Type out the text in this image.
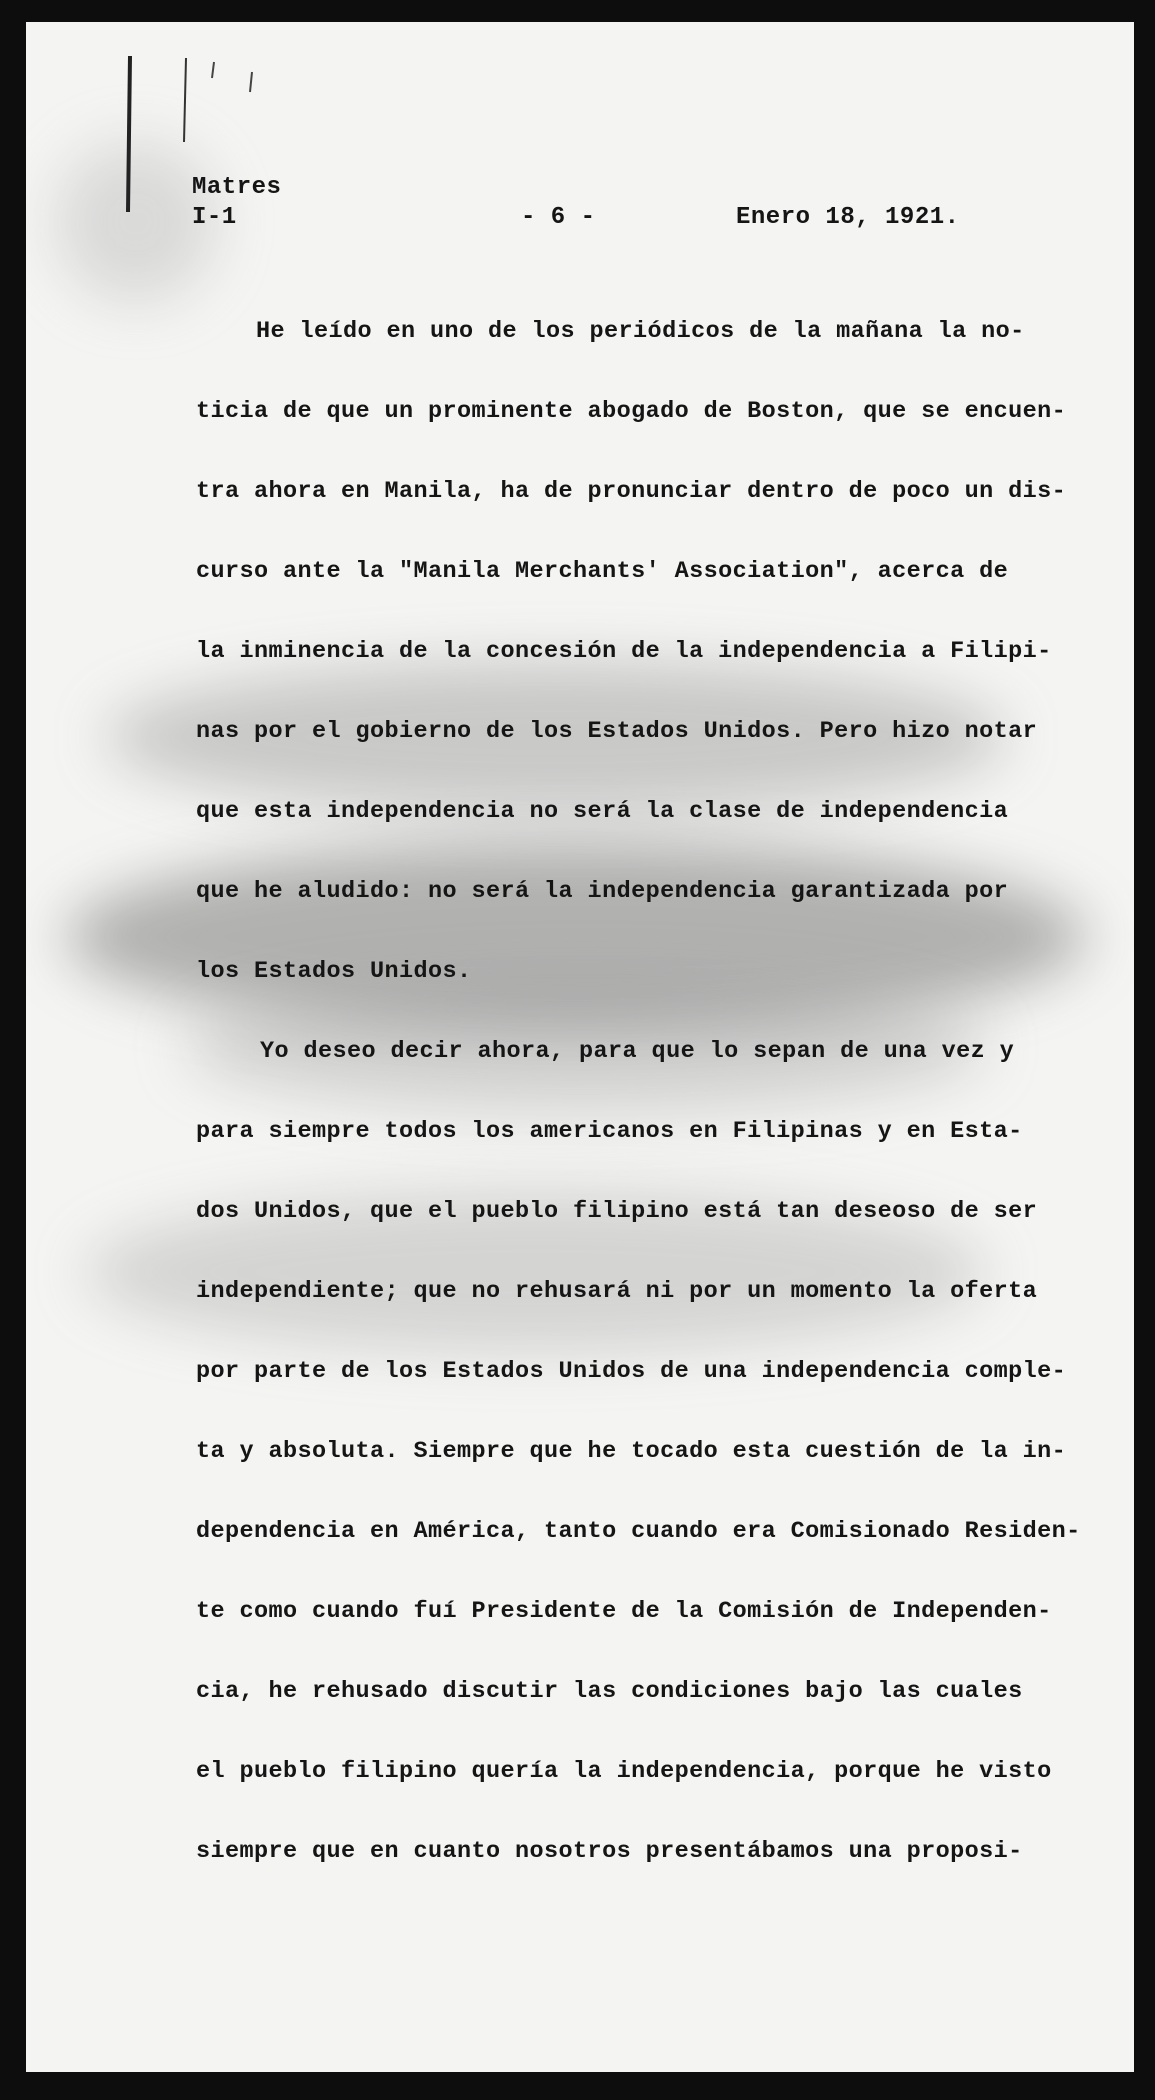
Matres
I-1	- 6 -	Enero 18, 1921.
He leído en uno de los periódicos de la mañana la no-
ticia de que un prominente abogado de Boston, que se encuen-
tra ahora en Manila, ha de pronunciar dentro de poco un dis-
curso ante la "Manila Merchants' Association", acerca de
la inminencia de la concesión de la independencia a Filipi-
nas por el gobierno de los Estados Unidos. Pero hizo notar
que esta independencia no será la clase de independencia
que he aludido: no será la independencia garantizada por
los Estados Unidos.
Yo deseo decir ahora, para que lo sepan de una vez y
para siempre todos los americanos en Filipinas y en Esta-
dos Unidos, que el pueblo filipino está tan deseoso de ser
independiente; que no rehusará ni por un momento la oferta
por parte de los Estados Unidos de una independencia comple-
ta y absoluta. Siempre que he tocado esta cuestión de la in-
dependencia en América, tanto cuando era Comisionado Residen-
te como cuando fuí Presidente de la Comisión de Independen-
cia, he rehusado discutir las condiciones bajo las cuales
el pueblo filipino quería la independencia, porque he visto
siempre que en cuanto nosotros presentábamos una proposi-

•••

● Instructions for the task: Identify the lines in the entries above that contain "ahora", then copy them out.

● Answer for this exercise:
tra ahora en Manila, ha de pronunciar dentro de poco un dis-
Yo deseo decir ahora, para que lo sepan de una vez y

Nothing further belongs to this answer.